**Directive**
Identify the lines that contain the word "работающим" and copy each one.

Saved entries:
○ ○ ○ ○ ○

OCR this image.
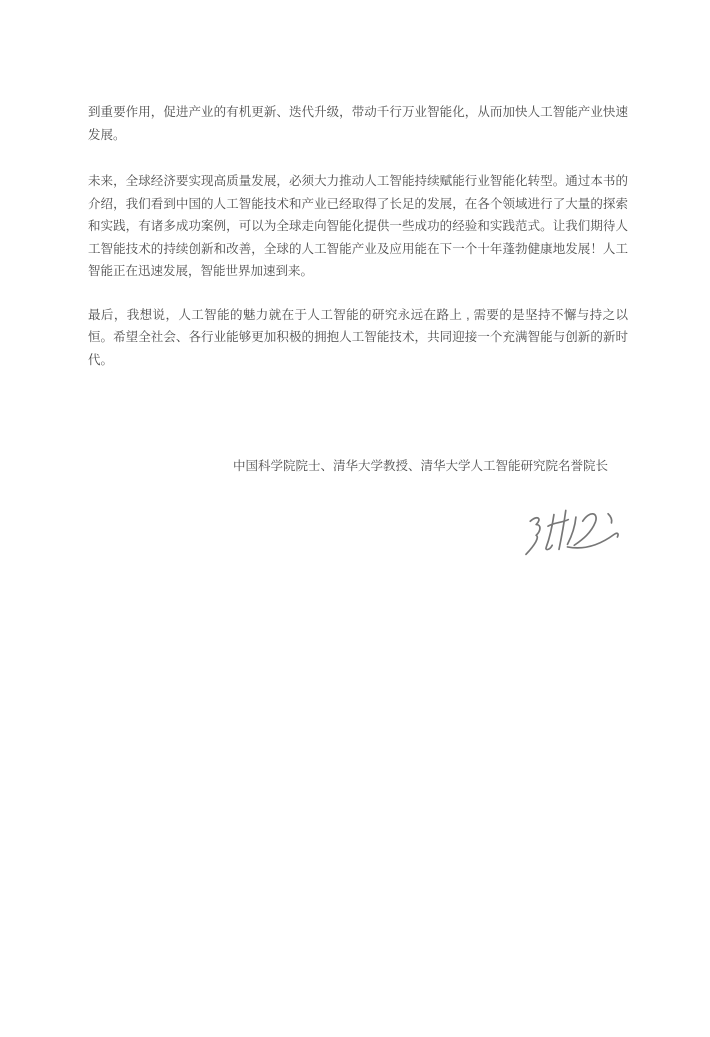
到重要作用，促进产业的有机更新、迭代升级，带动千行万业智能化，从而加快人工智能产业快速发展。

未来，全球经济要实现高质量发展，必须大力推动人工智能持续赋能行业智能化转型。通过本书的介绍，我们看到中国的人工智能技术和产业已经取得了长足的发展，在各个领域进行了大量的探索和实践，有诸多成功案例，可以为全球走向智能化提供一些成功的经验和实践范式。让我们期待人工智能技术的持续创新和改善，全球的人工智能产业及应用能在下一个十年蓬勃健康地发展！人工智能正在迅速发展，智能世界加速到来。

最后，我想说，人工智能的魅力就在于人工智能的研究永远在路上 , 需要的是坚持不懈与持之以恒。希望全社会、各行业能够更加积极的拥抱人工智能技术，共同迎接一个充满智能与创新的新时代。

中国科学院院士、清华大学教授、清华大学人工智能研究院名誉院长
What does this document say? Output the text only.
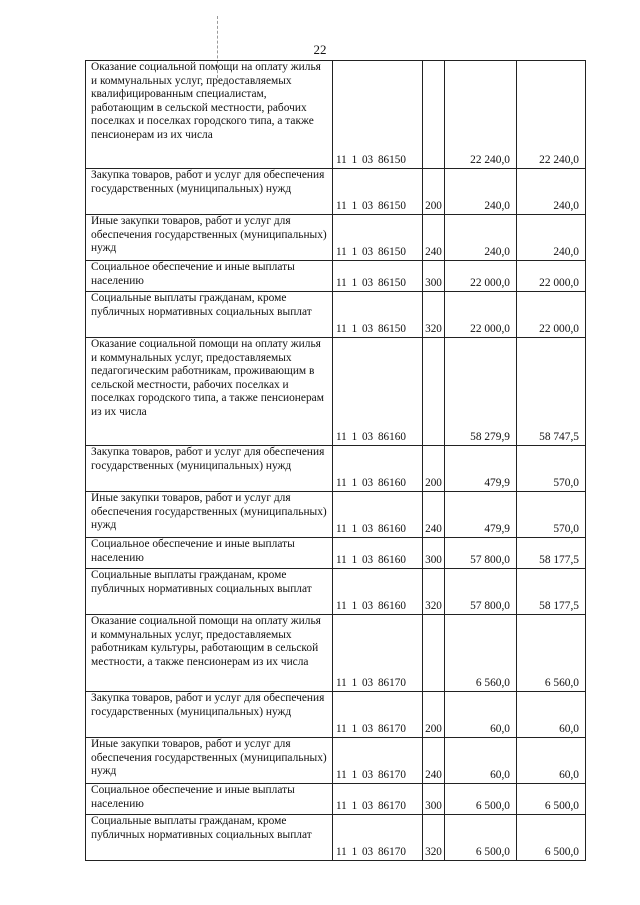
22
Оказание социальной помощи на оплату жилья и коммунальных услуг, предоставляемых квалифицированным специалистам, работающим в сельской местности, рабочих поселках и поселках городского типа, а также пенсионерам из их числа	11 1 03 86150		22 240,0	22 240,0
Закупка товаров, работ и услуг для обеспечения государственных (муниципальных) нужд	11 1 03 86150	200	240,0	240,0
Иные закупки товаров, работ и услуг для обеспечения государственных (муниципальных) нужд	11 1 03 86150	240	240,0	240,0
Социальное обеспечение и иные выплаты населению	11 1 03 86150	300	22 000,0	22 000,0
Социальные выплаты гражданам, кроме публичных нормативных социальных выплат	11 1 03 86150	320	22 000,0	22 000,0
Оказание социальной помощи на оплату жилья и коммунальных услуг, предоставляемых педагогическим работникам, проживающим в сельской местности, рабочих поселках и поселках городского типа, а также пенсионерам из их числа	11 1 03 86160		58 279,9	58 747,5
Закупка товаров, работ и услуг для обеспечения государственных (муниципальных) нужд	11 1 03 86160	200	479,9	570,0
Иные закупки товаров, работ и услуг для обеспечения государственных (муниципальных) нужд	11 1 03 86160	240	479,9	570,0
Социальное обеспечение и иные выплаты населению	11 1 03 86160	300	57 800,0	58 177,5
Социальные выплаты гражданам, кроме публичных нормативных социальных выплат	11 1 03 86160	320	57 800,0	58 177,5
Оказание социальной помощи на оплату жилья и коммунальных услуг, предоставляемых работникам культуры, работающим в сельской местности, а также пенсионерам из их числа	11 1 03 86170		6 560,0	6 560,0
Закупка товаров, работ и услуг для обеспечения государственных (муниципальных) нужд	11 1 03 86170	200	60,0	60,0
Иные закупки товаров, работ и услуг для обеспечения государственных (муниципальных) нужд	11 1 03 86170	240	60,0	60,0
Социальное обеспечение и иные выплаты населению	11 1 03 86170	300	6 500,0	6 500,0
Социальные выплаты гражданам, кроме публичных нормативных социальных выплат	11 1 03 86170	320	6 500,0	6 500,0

○ ○ ○ ○ ○

**Result of this exercise**
Оказание социальной помощи на оплату жилья и коммунальных услуг, предоставляемых квалифицированным специалистам, работающим в сельской местности, рабочих поселках и поселках городского типа, а также пенсионерам из их числа	11 1 03 86150		22 240,0	22 240,0
Оказание социальной помощи на оплату жилья и коммунальных услуг, предоставляемых работникам культуры, работающим в сельской местности, а также пенсионерам из их числа	11 1 03 86170		6 560,0	6 560,0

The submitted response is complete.